- [Instructions to follow] From the entries below, report how many lines contain the string "Grande". Give only that number.

-- start of Material to process --

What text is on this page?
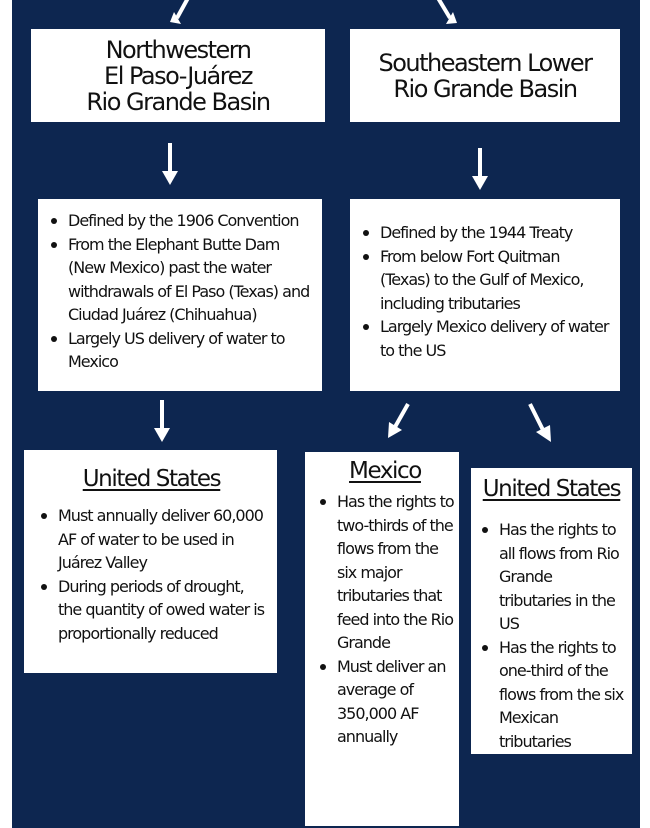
Northwestern
El Paso-Juárez
Rio Grande Basin
Southeastern Lower
Rio Grande Basin
Defined by the 1906 Convention
From the Elephant Butte Dam (New Mexico) past the water withdrawals of El Paso (Texas) and Ciudad Juárez (Chihuahua)
Largely US delivery of water to Mexico
Defined by the 1944 Treaty
From below Fort Quitman (Texas) to the Gulf of Mexico, including tributaries
Largely Mexico delivery of water to the US
United States
Must annually deliver 60,000 AF of water to be used in Juárez Valley
During periods of drought, the quantity of owed water is proportionally reduced
Mexico
Has the rights to two-thirds of the flows from the six major tributaries that feed into the Rio Grande
Must deliver an average of 350,000 AF annually
United States
Has the rights to all flows from Rio Grande tributaries in the US
Has the rights to one-third of the flows from the six Mexican tributaries
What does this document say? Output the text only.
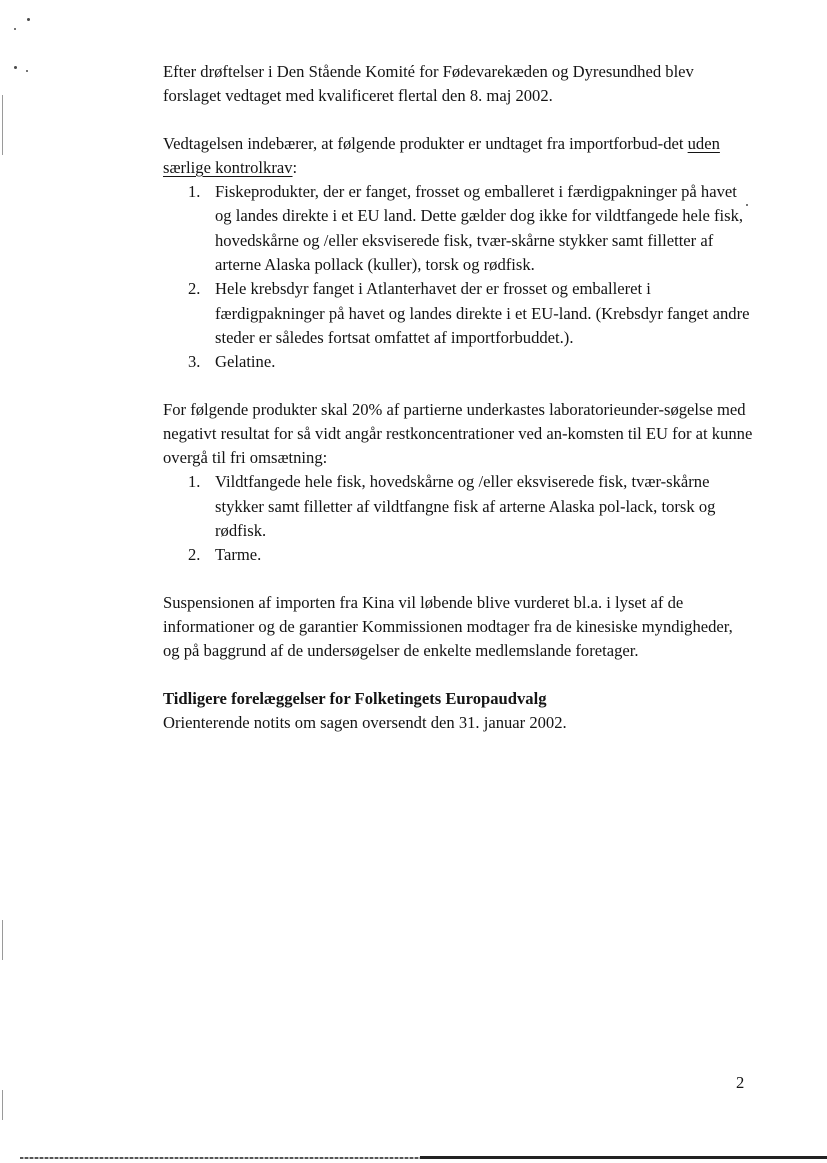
Efter drøftelser i Den Stående Komité for Fødevarekæden og Dyresundhed blev forslaget vedtaget med kvalificeret flertal den 8. maj 2002.

Vedtagelsen indebærer, at følgende produkter er undtaget fra importforbud-det uden særlige kontrolkrav:

1. Fiskeprodukter, der er fanget, frosset og emballeret i færdigpakninger på havet og landes direkte i et EU land. Dette gælder dog ikke for vildtfangede hele fisk, hovedskårne og /eller eksviserede fisk, tvær-skårne stykker samt filletter af arterne Alaska pollack (kuller), torsk og rødfisk.
2. Hele krebsdyr fanget i Atlanterhavet der er frosset og emballeret i færdigpakninger på havet og landes direkte i et EU-land. (Krebsdyr fanget andre steder er således fortsat omfattet af importforbuddet.).
3. Gelatine.

For følgende produkter skal 20% af partierne underkastes laboratorieunder-søgelse med negativt resultat for så vidt angår restkoncentrationer ved an-komsten til EU for at kunne overgå til fri omsætning:

1. Vildtfangede hele fisk, hovedskårne og /eller eksviserede fisk, tvær-skårne stykker samt filletter af vildtfangne fisk af arterne Alaska pol-lack, torsk og rødfisk.
2. Tarme.

Suspensionen af importen fra Kina vil løbende blive vurderet bl.a. i lyset af de informationer og de garantier Kommissionen modtager fra de kinesiske myndigheder, og på baggrund af de undersøgelser de enkelte medlemslande foretager.

Tidligere forelæggelser for Folketingets Europaudvalg

Orienterende notits om sagen oversendt den 31. januar 2002.

2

-- end of Material to process --

- [Solution for this exercise] 4